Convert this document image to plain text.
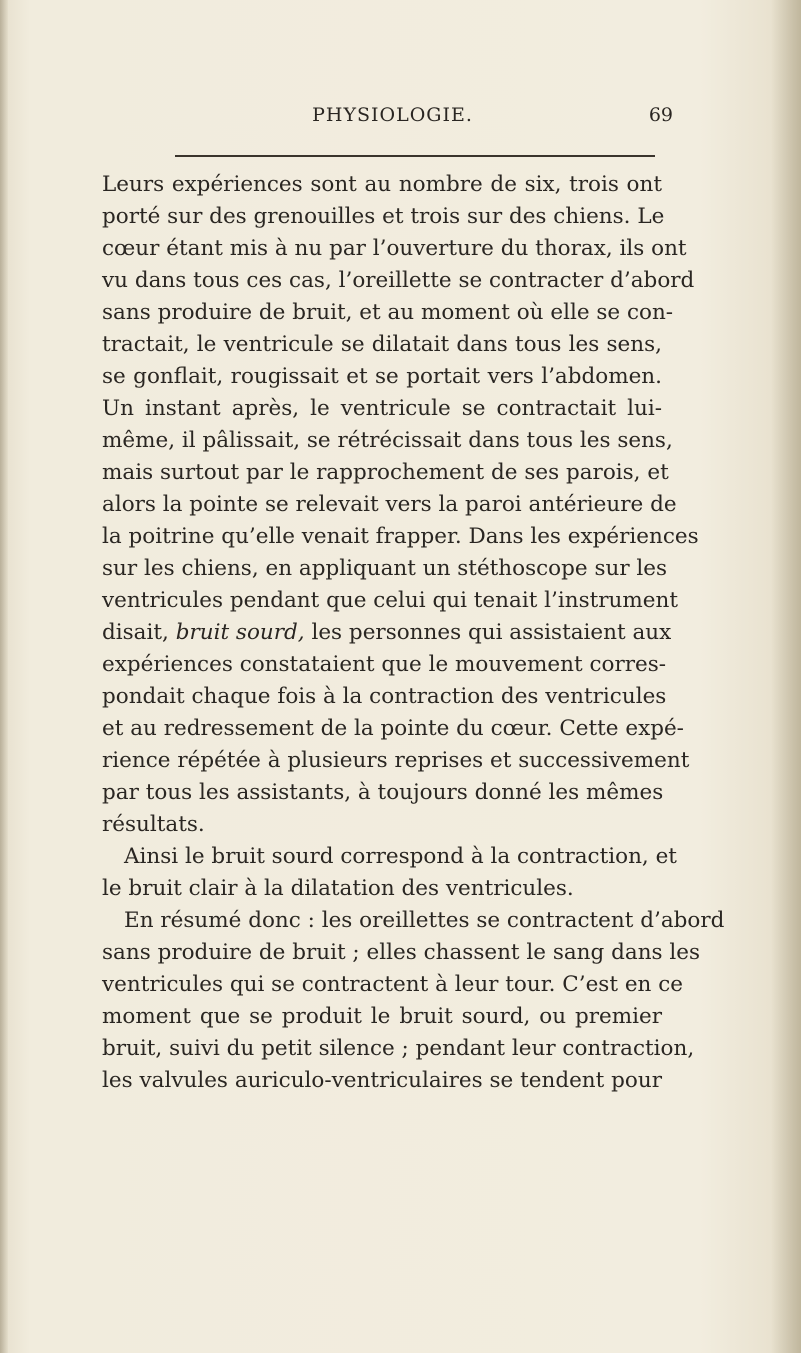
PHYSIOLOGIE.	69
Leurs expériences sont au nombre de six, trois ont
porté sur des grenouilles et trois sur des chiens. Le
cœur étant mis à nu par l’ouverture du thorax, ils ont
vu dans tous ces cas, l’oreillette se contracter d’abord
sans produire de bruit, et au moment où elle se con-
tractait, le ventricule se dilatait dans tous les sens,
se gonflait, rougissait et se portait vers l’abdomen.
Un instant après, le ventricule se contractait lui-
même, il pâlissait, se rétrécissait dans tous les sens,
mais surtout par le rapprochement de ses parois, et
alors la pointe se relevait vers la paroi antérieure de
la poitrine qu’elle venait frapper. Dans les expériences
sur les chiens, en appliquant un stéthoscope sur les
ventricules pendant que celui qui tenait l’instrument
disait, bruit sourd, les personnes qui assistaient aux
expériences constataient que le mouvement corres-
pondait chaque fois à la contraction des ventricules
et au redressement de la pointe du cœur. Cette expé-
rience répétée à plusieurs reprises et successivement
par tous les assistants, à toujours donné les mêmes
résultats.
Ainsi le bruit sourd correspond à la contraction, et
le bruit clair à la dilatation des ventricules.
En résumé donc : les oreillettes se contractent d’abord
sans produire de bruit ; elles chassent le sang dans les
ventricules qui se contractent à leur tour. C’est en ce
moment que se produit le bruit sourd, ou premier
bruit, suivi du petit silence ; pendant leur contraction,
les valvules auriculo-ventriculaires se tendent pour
· · · · ·
- **What you will do**
Copy every line above word for word and exclude the pictures.

- **Task answer**
Convert this document image to plain text.
PHYSIOLOGIE.	69
Leurs expériences sont au nombre de six, trois ont
porté sur des grenouilles et trois sur des chiens. Le
cœur étant mis à nu par l’ouverture du thorax, ils ont
vu dans tous ces cas, l’oreillette se contracter d’abord
sans produire de bruit, et au moment où elle se con-
tractait, le ventricule se dilatait dans tous les sens,
se gonflait, rougissait et se portait vers l’abdomen.
Un instant après, le ventricule se contractait lui-
même, il pâlissait, se rétrécissait dans tous les sens,
mais surtout par le rapprochement de ses parois, et
alors la pointe se relevait vers la paroi antérieure de
la poitrine qu’elle venait frapper. Dans les expériences
sur les chiens, en appliquant un stéthoscope sur les
ventricules pendant que celui qui tenait l’instrument
disait, bruit sourd, les personnes qui assistaient aux
expériences constataient que le mouvement corres-
pondait chaque fois à la contraction des ventricules
et au redressement de la pointe du cœur. Cette expé-
rience répétée à plusieurs reprises et successivement
par tous les assistants, à toujours donné les mêmes
résultats.
Ainsi le bruit sourd correspond à la contraction, et
le bruit clair à la dilatation des ventricules.
En résumé donc : les oreillettes se contractent d’abord
sans produire de bruit ; elles chassent le sang dans les
ventricules qui se contractent à leur tour. C’est en ce
moment que se produit le bruit sourd, ou premier
bruit, suivi du petit silence ; pendant leur contraction,
les valvules auriculo-ventriculaires se tendent pour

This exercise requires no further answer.